-- TASK GOAL --
Transcribe every entry word for word. Skip the pictures.

-- PROVIDED MATERIAL --

╭──

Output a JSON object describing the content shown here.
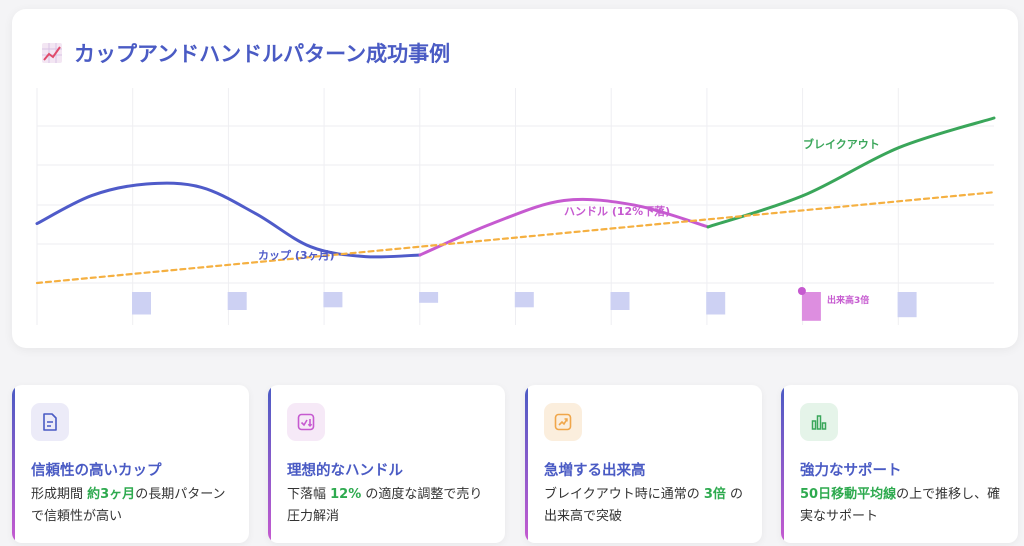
{
  "title": {
    "icon": "chart-increasing-icon",
    "text": "カップアンドハンドルパターン成功事例"
  },
  "annotations": {
    "cup": "カップ (3ヶ月)",
    "handle": "ハンドル (12%下落)",
    "breakout": "ブレイクアウト",
    "volume": "出来高3倍"
  },
  "colors": {
    "title": "#4a5bc4",
    "cup": "#4f5bc9",
    "handle": "#c65ad0",
    "breakout": "#3aa65a",
    "moving_average": "#f5b041",
    "volume": "#cdd1f3",
    "volume_spike": "#dd8ee0",
    "highlight": "#2eaa4f"
  },
  "chart_data": {
    "type": "line",
    "series": [
      {
        "name": "",
        "segment": "cup",
        "values": [
          0.36,
          0.53,
          0.6,
          0.58,
          0.42,
          0.22,
          0.16,
          0.17
        ]
      },
      {
        "name": "",
        "segment": "handle",
        "values": [
          0.17,
          0.36,
          0.5,
          0.47,
          0.34
        ]
      },
      {
        "name": "",
        "segment": "breakout",
        "values": [
          0.34,
          0.53,
          0.82,
          1.0
        ]
      },
      {
        "name": "",
        "segment": "moving-average",
        "values": [
          0.0,
          0.55
        ]
      }
    ],
    "volume": {
      "values": [
        0.25,
        0.2,
        0.17,
        0.12,
        0.17,
        0.2,
        0.25,
        0.32,
        0.28
      ],
      "spike_index": 7
    },
    "grid": true
  },
  "cards": [
    {
      "icon": "document-chart-icon",
      "title": "信頼性の高いカップ",
      "desc_pre": "形成期間 ",
      "desc_hl": "約3ヶ月",
      "desc_post": "の長期パターンで信頼性が高い"
    },
    {
      "icon": "check-down-icon",
      "title": "理想的なハンドル",
      "desc_pre": "下落幅 ",
      "desc_hl": "12%",
      "desc_post": " の適度な調整で売り圧力解消"
    },
    {
      "icon": "trend-up-icon",
      "title": "急増する出来高",
      "desc_pre": "ブレイクアウト時に通常の ",
      "desc_hl": "3倍",
      "desc_post": " の出来高で突破"
    },
    {
      "icon": "bar-chart-icon",
      "title": "強力なサポート",
      "desc_pre": "",
      "desc_hl": "50日移動平均線",
      "desc_post": "の上で推移し、確実なサポート"
    }
  ]
}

╰──

-- REPLY --
Output a JSON object describing the content shown here.
{
  "title": {
    "icon": "chart-increasing-icon",
    "text": "カップアンドハンドルパターン成功事例"
  },
  "annotations": {
    "cup": "カップ (3ヶ月)",
    "handle": "ハンドル (12%下落)",
    "breakout": "ブレイクアウト",
    "volume": "出来高3倍"
  },
  "colors": {
    "title": "#4a5bc4",
    "cup": "#4f5bc9",
    "handle": "#c65ad0",
    "breakout": "#3aa65a",
    "moving_average": "#f5b041",
    "volume": "#cdd1f3",
    "volume_spike": "#dd8ee0",
    "highlight": "#2eaa4f"
  },
  "chart_data": {
    "type": "line",
    "series": [
      {
        "name": "",
        "segment": "cup",
        "values": [
          0.36,
          0.53,
          0.6,
          0.58,
          0.42,
          0.22,
          0.16,
          0.17
        ]
      },
      {
        "name": "",
        "segment": "handle",
        "values": [
          0.17,
          0.36,
          0.5,
          0.47,
          0.34
        ]
      },
      {
        "name": "",
        "segment": "breakout",
        "values": [
          0.34,
          0.53,
          0.82,
          1.0
        ]
      },
      {
        "name": "",
        "segment": "moving-average",
        "values": [
          0.0,
          0.55
        ]
      }
    ],
    "volume": {
      "values": [
        0.25,
        0.2,
        0.17,
        0.12,
        0.17,
        0.2,
        0.25,
        0.32,
        0.28
      ],
      "spike_index": 7
    },
    "grid": true
  },
  "cards": [
    {
      "icon": "document-chart-icon",
      "title": "信頼性の高いカップ",
      "desc_pre": "形成期間 ",
      "desc_hl": "約3ヶ月",
      "desc_post": "の長期パターンで信頼性が高い"
    },
    {
      "icon": "check-down-icon",
      "title": "理想的なハンドル",
      "desc_pre": "下落幅 ",
      "desc_hl": "12%",
      "desc_post": " の適度な調整で売り圧力解消"
    },
    {
      "icon": "trend-up-icon",
      "title": "急増する出来高",
      "desc_pre": "ブレイクアウト時に通常の ",
      "desc_hl": "3倍",
      "desc_post": " の出来高で突破"
    },
    {
      "icon": "bar-chart-icon",
      "title": "強力なサポート",
      "desc_pre": "",
      "desc_hl": "50日移動平均線",
      "desc_post": "の上で推移し、確実なサポート"
    }
  ]
}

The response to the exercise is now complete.